++++ RECORD SET ++++
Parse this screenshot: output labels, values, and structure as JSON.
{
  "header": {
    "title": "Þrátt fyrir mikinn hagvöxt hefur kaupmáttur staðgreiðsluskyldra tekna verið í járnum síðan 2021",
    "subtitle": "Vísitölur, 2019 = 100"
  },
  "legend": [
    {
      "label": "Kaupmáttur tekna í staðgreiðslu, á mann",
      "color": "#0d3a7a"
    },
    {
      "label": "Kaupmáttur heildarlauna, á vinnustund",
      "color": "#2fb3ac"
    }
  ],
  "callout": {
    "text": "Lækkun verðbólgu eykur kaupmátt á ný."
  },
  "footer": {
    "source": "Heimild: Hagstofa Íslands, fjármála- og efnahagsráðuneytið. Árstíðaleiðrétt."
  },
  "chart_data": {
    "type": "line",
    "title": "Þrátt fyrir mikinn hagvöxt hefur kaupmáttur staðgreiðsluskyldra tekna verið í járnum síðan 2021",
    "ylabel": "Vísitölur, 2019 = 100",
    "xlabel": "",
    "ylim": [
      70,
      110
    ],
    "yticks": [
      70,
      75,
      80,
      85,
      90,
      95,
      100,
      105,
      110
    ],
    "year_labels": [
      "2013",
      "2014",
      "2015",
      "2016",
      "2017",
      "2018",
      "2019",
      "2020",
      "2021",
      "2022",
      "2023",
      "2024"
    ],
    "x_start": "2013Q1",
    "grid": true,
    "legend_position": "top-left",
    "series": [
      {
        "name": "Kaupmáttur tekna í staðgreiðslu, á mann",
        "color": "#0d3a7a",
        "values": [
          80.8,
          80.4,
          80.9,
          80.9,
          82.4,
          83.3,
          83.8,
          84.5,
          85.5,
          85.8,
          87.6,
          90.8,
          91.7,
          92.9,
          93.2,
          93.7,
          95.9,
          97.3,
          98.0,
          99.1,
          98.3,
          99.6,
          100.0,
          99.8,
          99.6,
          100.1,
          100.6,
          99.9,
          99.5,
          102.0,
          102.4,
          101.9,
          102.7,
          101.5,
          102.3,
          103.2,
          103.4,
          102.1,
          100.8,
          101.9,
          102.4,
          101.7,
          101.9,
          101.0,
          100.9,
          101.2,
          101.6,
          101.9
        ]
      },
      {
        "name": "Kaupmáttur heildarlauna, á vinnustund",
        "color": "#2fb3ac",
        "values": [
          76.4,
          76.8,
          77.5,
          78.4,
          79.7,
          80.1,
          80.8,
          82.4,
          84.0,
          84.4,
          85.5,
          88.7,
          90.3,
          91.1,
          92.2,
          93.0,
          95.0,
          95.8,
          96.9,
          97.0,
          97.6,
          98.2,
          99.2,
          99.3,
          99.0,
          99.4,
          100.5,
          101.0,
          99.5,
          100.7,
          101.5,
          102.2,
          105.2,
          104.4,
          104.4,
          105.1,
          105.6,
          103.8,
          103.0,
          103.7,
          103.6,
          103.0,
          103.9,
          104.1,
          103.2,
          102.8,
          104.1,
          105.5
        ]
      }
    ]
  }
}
++++
## PROBLEM DETAILS
Count every line of the records that holds the string "name". Write only the total.

## RESULT BELOW
2